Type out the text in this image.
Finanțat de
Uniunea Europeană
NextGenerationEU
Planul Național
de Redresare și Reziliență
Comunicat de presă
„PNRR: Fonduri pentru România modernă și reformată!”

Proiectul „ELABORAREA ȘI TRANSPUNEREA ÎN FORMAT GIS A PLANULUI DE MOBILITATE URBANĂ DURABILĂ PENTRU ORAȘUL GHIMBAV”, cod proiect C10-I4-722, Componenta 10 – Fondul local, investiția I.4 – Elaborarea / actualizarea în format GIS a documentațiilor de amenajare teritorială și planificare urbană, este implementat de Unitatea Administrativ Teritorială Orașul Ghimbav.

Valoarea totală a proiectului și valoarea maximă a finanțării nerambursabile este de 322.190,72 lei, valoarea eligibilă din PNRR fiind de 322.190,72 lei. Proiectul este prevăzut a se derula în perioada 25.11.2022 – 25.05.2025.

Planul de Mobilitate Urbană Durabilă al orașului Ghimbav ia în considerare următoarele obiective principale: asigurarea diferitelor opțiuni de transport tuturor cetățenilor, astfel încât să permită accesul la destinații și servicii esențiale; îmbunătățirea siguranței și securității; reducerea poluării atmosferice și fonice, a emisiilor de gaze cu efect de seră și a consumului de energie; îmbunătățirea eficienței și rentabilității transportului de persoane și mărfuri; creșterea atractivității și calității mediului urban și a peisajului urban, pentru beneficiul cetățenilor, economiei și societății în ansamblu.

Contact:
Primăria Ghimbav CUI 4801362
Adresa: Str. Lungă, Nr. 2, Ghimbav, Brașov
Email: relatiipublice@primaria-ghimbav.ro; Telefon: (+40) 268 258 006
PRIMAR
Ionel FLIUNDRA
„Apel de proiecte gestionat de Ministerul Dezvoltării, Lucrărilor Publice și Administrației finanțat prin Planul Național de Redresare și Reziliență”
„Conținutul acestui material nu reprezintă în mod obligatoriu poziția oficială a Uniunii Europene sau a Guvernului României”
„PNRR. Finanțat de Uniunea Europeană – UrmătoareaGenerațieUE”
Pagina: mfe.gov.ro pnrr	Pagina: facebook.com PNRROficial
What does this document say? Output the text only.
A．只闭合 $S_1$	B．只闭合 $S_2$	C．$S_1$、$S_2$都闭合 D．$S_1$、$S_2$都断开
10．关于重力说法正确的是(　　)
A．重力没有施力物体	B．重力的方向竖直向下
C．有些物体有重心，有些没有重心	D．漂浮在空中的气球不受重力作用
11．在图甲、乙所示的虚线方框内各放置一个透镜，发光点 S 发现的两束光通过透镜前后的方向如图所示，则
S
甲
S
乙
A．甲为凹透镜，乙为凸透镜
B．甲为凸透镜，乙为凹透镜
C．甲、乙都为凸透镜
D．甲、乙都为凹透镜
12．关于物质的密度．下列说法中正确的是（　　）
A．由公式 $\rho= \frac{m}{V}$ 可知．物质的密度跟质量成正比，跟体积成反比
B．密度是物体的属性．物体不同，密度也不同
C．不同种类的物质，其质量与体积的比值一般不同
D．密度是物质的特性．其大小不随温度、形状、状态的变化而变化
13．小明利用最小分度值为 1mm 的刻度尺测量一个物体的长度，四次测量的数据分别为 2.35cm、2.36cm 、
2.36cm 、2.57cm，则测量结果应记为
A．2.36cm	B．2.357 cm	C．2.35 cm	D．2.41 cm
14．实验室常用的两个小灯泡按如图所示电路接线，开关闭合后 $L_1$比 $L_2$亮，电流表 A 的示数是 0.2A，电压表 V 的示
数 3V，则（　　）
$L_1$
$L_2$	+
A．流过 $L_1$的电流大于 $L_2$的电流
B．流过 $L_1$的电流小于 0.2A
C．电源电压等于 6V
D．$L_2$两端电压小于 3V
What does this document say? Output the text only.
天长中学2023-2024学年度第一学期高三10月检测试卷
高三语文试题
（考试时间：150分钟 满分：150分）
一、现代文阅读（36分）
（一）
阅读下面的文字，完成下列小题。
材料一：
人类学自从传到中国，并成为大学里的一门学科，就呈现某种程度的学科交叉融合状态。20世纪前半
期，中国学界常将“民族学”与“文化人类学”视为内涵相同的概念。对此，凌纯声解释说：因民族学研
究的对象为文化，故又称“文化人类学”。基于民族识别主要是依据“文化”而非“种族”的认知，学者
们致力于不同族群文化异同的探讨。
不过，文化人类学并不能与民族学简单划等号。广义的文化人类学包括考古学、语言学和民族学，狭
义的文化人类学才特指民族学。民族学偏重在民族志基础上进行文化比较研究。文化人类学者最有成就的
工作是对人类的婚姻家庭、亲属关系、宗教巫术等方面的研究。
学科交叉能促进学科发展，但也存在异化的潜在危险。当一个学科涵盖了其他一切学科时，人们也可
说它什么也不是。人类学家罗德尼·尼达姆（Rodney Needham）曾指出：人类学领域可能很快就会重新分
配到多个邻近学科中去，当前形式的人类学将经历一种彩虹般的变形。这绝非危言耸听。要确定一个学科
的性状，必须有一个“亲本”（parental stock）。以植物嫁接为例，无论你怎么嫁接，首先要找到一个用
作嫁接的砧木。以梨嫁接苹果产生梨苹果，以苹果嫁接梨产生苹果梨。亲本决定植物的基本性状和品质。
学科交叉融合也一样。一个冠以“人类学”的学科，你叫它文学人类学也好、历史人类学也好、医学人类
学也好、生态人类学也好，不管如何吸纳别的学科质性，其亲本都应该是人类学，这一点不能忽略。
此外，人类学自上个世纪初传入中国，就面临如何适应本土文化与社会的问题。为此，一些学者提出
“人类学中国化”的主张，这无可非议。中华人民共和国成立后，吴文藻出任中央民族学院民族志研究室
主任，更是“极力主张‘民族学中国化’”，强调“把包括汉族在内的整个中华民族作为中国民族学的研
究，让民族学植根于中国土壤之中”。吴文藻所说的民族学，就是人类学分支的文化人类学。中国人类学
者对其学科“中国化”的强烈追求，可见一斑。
============================================================
### Brief
Restate the whole of the material exactly.

### In response
Type out the text in this image.
Finanțat de
Uniunea Europeană
NextGenerationEU
Planul Național
de Redresare și Reziliență
Comunicat de presă
„PNRR: Fonduri pentru România modernă și reformată!”

Proiectul „ELABORAREA ȘI TRANSPUNEREA ÎN FORMAT GIS A PLANULUI DE MOBILITATE URBANĂ DURABILĂ PENTRU ORAȘUL GHIMBAV”, cod proiect C10-I4-722, Componenta 10 – Fondul local, investiția I.4 – Elaborarea / actualizarea în format GIS a documentațiilor de amenajare teritorială și planificare urbană, este implementat de Unitatea Administrativ Teritorială Orașul Ghimbav.

Valoarea totală a proiectului și valoarea maximă a finanțării nerambursabile este de 322.190,72 lei, valoarea eligibilă din PNRR fiind de 322.190,72 lei. Proiectul este prevăzut a se derula în perioada 25.11.2022 – 25.05.2025.

Planul de Mobilitate Urbană Durabilă al orașului Ghimbav ia în considerare următoarele obiective principale: asigurarea diferitelor opțiuni de transport tuturor cetățenilor, astfel încât să permită accesul la destinații și servicii esențiale; îmbunătățirea siguranței și securității; reducerea poluării atmosferice și fonice, a emisiilor de gaze cu efect de seră și a consumului de energie; îmbunătățirea eficienței și rentabilității transportului de persoane și mărfuri; creșterea atractivității și calității mediului urban și a peisajului urban, pentru beneficiul cetățenilor, economiei și societății în ansamblu.

Contact:
Primăria Ghimbav CUI 4801362
Adresa: Str. Lungă, Nr. 2, Ghimbav, Brașov
Email: relatiipublice@primaria-ghimbav.ro; Telefon: (+40) 268 258 006
PRIMAR
Ionel FLIUNDRA
„Apel de proiecte gestionat de Ministerul Dezvoltării, Lucrărilor Publice și Administrației finanțat prin Planul Național de Redresare și Reziliență”
„Conținutul acestui material nu reprezintă în mod obligatoriu poziția oficială a Uniunii Europene sau a Guvernului României”
„PNRR. Finanțat de Uniunea Europeană – UrmătoareaGenerațieUE”
Pagina: mfe.gov.ro pnrr	Pagina: facebook.com PNRROficial
What does this document say? Output the text only.
A．只闭合 $S_1$	B．只闭合 $S_2$	C．$S_1$、$S_2$都闭合 D．$S_1$、$S_2$都断开
10．关于重力说法正确的是(　　)
A．重力没有施力物体	B．重力的方向竖直向下
C．有些物体有重心，有些没有重心	D．漂浮在空中的气球不受重力作用
11．在图甲、乙所示的虚线方框内各放置一个透镜，发光点 S 发现的两束光通过透镜前后的方向如图所示，则
S
甲
S
乙
A．甲为凹透镜，乙为凸透镜
B．甲为凸透镜，乙为凹透镜
C．甲、乙都为凸透镜
D．甲、乙都为凹透镜
12．关于物质的密度．下列说法中正确的是（　　）
A．由公式 $\rho= \frac{m}{V}$ 可知．物质的密度跟质量成正比，跟体积成反比
B．密度是物体的属性．物体不同，密度也不同
C．不同种类的物质，其质量与体积的比值一般不同
D．密度是物质的特性．其大小不随温度、形状、状态的变化而变化
13．小明利用最小分度值为 1mm 的刻度尺测量一个物体的长度，四次测量的数据分别为 2.35cm、2.36cm 、
2.36cm 、2.57cm，则测量结果应记为
A．2.36cm	B．2.357 cm	C．2.35 cm	D．2.41 cm
14．实验室常用的两个小灯泡按如图所示电路接线，开关闭合后 $L_1$比 $L_2$亮，电流表 A 的示数是 0.2A，电压表 V 的示
数 3V，则（　　）
$L_1$
$L_2$	+
A．流过 $L_1$的电流大于 $L_2$的电流
B．流过 $L_1$的电流小于 0.2A
C．电源电压等于 6V
D．$L_2$两端电压小于 3V
What does this document say? Output the text only.
天长中学2023-2024学年度第一学期高三10月检测试卷
高三语文试题
（考试时间：150分钟 满分：150分）
一、现代文阅读（36分）
（一）
阅读下面的文字，完成下列小题。
材料一：
人类学自从传到中国，并成为大学里的一门学科，就呈现某种程度的学科交叉融合状态。20世纪前半
期，中国学界常将“民族学”与“文化人类学”视为内涵相同的概念。对此，凌纯声解释说：因民族学研
究的对象为文化，故又称“文化人类学”。基于民族识别主要是依据“文化”而非“种族”的认知，学者
们致力于不同族群文化异同的探讨。
不过，文化人类学并不能与民族学简单划等号。广义的文化人类学包括考古学、语言学和民族学，狭
义的文化人类学才特指民族学。民族学偏重在民族志基础上进行文化比较研究。文化人类学者最有成就的
工作是对人类的婚姻家庭、亲属关系、宗教巫术等方面的研究。
学科交叉能促进学科发展，但也存在异化的潜在危险。当一个学科涵盖了其他一切学科时，人们也可
说它什么也不是。人类学家罗德尼·尼达姆（Rodney Needham）曾指出：人类学领域可能很快就会重新分
配到多个邻近学科中去，当前形式的人类学将经历一种彩虹般的变形。这绝非危言耸听。要确定一个学科
的性状，必须有一个“亲本”（parental stock）。以植物嫁接为例，无论你怎么嫁接，首先要找到一个用
作嫁接的砧木。以梨嫁接苹果产生梨苹果，以苹果嫁接梨产生苹果梨。亲本决定植物的基本性状和品质。
学科交叉融合也一样。一个冠以“人类学”的学科，你叫它文学人类学也好、历史人类学也好、医学人类
学也好、生态人类学也好，不管如何吸纳别的学科质性，其亲本都应该是人类学，这一点不能忽略。
此外，人类学自上个世纪初传入中国，就面临如何适应本土文化与社会的问题。为此，一些学者提出
“人类学中国化”的主张，这无可非议。中华人民共和国成立后，吴文藻出任中央民族学院民族志研究室
主任，更是“极力主张‘民族学中国化’”，强调“把包括汉族在内的整个中华民族作为中国民族学的研
究，让民族学植根于中国土壤之中”。吴文藻所说的民族学，就是人类学分支的文化人类学。中国人类学
者对其学科“中国化”的强烈追求，可见一斑。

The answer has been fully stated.